*** Opening Data shown ***

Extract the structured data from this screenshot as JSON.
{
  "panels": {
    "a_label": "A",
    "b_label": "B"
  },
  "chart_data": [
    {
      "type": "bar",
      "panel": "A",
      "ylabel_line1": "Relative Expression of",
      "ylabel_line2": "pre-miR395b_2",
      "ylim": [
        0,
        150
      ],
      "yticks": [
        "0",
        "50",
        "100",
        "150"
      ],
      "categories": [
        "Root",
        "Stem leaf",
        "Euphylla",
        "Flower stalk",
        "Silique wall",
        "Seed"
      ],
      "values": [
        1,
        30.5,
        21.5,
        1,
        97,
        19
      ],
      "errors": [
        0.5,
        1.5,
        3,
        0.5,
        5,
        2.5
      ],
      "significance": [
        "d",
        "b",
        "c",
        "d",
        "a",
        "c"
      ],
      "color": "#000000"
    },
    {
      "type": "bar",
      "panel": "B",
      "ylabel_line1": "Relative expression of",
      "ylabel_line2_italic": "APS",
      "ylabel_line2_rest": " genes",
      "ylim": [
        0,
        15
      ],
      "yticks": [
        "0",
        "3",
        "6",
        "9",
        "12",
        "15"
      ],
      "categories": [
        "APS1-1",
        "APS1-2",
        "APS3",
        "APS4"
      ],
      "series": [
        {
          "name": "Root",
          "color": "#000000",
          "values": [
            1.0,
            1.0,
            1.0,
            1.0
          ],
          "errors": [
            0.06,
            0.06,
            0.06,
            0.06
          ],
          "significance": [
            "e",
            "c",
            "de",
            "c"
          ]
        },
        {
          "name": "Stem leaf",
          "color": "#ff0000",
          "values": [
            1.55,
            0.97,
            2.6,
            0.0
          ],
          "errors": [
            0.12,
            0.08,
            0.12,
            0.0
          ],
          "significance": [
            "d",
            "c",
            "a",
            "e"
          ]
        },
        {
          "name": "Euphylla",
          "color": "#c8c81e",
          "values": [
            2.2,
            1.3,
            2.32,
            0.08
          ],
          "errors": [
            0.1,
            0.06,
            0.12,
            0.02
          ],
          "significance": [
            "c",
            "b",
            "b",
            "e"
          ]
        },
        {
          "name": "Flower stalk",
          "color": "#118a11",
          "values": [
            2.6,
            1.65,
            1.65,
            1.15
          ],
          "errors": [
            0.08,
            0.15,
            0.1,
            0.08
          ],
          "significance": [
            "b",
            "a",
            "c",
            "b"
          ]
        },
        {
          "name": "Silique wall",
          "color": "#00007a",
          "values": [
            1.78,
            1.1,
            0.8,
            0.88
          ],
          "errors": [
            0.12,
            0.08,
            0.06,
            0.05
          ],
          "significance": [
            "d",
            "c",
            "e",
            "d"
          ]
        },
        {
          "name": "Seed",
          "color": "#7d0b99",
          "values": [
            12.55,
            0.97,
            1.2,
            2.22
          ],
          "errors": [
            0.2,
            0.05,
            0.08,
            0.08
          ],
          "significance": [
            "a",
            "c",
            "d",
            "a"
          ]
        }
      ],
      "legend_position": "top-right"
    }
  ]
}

*** Closing Data shown ***

Could all of the entries be retyped word for word?

- **Result for this exercise**:
Extract the structured data from this screenshot as JSON.
{
  "panels": {
    "a_label": "A",
    "b_label": "B"
  },
  "chart_data": [
    {
      "type": "bar",
      "panel": "A",
      "ylabel_line1": "Relative Expression of",
      "ylabel_line2": "pre-miR395b_2",
      "ylim": [
        0,
        150
      ],
      "yticks": [
        "0",
        "50",
        "100",
        "150"
      ],
      "categories": [
        "Root",
        "Stem leaf",
        "Euphylla",
        "Flower stalk",
        "Silique wall",
        "Seed"
      ],
      "values": [
        1,
        30.5,
        21.5,
        1,
        97,
        19
      ],
      "errors": [
        0.5,
        1.5,
        3,
        0.5,
        5,
        2.5
      ],
      "significance": [
        "d",
        "b",
        "c",
        "d",
        "a",
        "c"
      ],
      "color": "#000000"
    },
    {
      "type": "bar",
      "panel": "B",
      "ylabel_line1": "Relative expression of",
      "ylabel_line2_italic": "APS",
      "ylabel_line2_rest": " genes",
      "ylim": [
        0,
        15
      ],
      "yticks": [
        "0",
        "3",
        "6",
        "9",
        "12",
        "15"
      ],
      "categories": [
        "APS1-1",
        "APS1-2",
        "APS3",
        "APS4"
      ],
      "series": [
        {
          "name": "Root",
          "color": "#000000",
          "values": [
            1.0,
            1.0,
            1.0,
            1.0
          ],
          "errors": [
            0.06,
            0.06,
            0.06,
            0.06
          ],
          "significance": [
            "e",
            "c",
            "de",
            "c"
          ]
        },
        {
          "name": "Stem leaf",
          "color": "#ff0000",
          "values": [
            1.55,
            0.97,
            2.6,
            0.0
          ],
          "errors": [
            0.12,
            0.08,
            0.12,
            0.0
          ],
          "significance": [
            "d",
            "c",
            "a",
            "e"
          ]
        },
        {
          "name": "Euphylla",
          "color": "#c8c81e",
          "values": [
            2.2,
            1.3,
            2.32,
            0.08
          ],
          "errors": [
            0.1,
            0.06,
            0.12,
            0.02
          ],
          "significance": [
            "c",
            "b",
            "b",
            "e"
          ]
        },
        {
          "name": "Flower stalk",
          "color": "#118a11",
          "values": [
            2.6,
            1.65,
            1.65,
            1.15
          ],
          "errors": [
            0.08,
            0.15,
            0.1,
            0.08
          ],
          "significance": [
            "b",
            "a",
            "c",
            "b"
          ]
        },
        {
          "name": "Silique wall",
          "color": "#00007a",
          "values": [
            1.78,
            1.1,
            0.8,
            0.88
          ],
          "errors": [
            0.12,
            0.08,
            0.06,
            0.05
          ],
          "significance": [
            "d",
            "c",
            "e",
            "d"
          ]
        },
        {
          "name": "Seed",
          "color": "#7d0b99",
          "values": [
            12.55,
            0.97,
            1.2,
            2.22
          ],
          "errors": [
            0.2,
            0.05,
            0.08,
            0.08
          ],
          "significance": [
            "a",
            "c",
            "d",
            "a"
          ]
        }
      ],
      "legend_position": "top-right"
    }
  ]
}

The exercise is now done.